>> BEGIN Data

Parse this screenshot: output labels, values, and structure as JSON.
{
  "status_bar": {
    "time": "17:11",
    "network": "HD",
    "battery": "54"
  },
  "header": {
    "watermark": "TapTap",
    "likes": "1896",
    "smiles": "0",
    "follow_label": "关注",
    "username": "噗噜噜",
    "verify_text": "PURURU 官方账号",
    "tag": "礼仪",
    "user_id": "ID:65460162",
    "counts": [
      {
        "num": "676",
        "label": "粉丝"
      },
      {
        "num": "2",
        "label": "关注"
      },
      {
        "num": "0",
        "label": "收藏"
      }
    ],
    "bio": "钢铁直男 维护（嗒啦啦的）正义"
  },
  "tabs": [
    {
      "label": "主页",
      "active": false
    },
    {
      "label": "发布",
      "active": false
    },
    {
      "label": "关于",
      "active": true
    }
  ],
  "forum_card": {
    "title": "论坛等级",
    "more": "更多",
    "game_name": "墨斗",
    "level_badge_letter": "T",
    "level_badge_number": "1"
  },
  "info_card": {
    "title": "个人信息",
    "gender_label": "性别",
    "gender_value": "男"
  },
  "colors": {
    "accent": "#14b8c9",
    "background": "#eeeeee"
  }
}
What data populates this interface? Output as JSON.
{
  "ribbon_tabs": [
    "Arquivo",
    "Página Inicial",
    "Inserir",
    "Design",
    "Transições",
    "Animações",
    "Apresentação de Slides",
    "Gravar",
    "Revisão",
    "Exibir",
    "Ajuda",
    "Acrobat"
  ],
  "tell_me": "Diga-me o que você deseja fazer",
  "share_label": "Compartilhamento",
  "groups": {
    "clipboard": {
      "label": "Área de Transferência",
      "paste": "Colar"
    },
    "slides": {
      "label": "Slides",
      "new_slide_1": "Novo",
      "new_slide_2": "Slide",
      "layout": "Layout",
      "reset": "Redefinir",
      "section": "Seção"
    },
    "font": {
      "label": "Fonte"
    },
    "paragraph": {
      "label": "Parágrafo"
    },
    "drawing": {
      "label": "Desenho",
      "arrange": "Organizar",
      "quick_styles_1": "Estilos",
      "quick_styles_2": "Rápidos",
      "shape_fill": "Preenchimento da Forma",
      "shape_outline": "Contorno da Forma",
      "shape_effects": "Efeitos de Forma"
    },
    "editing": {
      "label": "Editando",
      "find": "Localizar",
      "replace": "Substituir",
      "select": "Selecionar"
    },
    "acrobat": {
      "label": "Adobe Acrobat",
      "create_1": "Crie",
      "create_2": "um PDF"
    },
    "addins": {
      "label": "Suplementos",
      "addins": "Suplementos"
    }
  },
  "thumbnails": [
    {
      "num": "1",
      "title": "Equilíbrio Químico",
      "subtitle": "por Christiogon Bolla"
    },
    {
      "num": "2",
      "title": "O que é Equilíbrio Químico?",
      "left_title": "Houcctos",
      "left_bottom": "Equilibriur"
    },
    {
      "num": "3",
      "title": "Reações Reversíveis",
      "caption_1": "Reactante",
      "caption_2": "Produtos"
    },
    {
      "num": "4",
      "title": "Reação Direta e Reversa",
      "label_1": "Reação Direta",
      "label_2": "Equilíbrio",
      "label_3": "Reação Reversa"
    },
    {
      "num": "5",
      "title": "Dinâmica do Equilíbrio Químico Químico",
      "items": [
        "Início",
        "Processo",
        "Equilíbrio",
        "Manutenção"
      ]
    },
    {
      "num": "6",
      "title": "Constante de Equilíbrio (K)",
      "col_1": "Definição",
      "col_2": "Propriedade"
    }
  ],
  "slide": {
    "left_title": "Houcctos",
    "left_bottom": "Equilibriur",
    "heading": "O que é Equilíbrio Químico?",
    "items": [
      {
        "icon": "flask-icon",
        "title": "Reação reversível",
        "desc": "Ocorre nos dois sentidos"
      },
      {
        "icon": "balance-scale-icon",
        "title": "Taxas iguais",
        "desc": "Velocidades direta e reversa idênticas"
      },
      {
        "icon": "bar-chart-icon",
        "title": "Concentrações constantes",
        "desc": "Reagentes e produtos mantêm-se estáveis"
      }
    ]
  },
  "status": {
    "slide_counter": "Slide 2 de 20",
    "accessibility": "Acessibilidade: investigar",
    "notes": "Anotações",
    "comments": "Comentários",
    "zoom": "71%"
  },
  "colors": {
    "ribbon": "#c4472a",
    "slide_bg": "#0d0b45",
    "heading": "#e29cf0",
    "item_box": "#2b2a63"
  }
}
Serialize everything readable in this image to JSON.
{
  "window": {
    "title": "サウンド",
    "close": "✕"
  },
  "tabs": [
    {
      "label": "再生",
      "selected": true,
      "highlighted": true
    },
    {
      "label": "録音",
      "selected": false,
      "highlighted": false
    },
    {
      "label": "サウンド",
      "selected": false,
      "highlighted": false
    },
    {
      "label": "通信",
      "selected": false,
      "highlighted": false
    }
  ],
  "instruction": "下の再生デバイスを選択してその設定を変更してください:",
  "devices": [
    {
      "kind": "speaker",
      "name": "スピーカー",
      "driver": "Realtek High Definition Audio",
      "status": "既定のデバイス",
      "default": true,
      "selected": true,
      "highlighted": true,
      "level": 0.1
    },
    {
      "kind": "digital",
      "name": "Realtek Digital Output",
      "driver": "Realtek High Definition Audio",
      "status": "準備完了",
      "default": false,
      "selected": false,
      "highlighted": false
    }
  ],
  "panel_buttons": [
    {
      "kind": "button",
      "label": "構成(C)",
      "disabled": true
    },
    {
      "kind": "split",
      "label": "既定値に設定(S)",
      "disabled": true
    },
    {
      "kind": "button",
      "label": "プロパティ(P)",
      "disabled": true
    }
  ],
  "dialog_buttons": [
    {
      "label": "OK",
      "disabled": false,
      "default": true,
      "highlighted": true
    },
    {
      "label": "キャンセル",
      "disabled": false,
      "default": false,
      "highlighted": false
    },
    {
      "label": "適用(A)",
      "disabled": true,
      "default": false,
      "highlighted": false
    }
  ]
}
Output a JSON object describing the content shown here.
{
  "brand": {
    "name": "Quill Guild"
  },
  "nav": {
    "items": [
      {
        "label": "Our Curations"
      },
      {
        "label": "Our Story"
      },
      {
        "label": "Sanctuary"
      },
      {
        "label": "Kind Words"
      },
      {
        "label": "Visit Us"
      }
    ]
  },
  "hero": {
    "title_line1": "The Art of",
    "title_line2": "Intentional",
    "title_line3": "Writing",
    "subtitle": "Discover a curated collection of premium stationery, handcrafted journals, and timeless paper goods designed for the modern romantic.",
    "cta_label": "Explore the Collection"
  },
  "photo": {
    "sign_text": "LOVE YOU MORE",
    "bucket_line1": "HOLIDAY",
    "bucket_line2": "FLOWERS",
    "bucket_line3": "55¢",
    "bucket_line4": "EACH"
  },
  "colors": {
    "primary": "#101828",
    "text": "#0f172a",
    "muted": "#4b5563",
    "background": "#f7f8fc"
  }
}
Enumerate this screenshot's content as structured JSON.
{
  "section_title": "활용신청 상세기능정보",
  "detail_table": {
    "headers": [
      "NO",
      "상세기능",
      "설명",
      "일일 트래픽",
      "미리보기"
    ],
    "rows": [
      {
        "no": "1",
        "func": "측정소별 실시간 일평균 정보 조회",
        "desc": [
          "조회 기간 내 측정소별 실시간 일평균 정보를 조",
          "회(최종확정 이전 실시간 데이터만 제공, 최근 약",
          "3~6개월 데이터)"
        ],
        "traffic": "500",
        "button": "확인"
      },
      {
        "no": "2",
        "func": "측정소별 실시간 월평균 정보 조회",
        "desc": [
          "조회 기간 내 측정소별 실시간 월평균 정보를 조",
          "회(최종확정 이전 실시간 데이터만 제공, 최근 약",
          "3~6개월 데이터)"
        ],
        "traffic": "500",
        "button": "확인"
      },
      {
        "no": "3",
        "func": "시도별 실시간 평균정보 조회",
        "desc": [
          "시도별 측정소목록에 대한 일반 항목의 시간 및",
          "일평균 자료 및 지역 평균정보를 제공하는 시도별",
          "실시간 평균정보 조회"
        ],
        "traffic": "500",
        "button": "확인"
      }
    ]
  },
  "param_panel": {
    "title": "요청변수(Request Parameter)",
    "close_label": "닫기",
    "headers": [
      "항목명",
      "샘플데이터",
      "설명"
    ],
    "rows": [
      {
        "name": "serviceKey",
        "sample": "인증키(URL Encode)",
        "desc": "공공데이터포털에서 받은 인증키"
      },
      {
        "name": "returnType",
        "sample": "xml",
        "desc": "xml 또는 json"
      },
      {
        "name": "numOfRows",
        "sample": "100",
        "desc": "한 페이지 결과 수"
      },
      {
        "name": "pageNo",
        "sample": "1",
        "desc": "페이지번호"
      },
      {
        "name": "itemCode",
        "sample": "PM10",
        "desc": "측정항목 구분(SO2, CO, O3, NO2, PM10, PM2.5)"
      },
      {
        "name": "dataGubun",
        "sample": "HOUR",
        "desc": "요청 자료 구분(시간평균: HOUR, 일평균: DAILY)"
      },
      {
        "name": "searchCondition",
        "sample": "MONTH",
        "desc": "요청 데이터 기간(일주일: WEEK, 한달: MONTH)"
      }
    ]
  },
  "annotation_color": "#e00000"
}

>> END Data

### Task objective
Pick out, from the lines above, every one that contains the string "background".

### Reply to the task
    "background": "#eeeeee"
    "background": "#f7f8fc"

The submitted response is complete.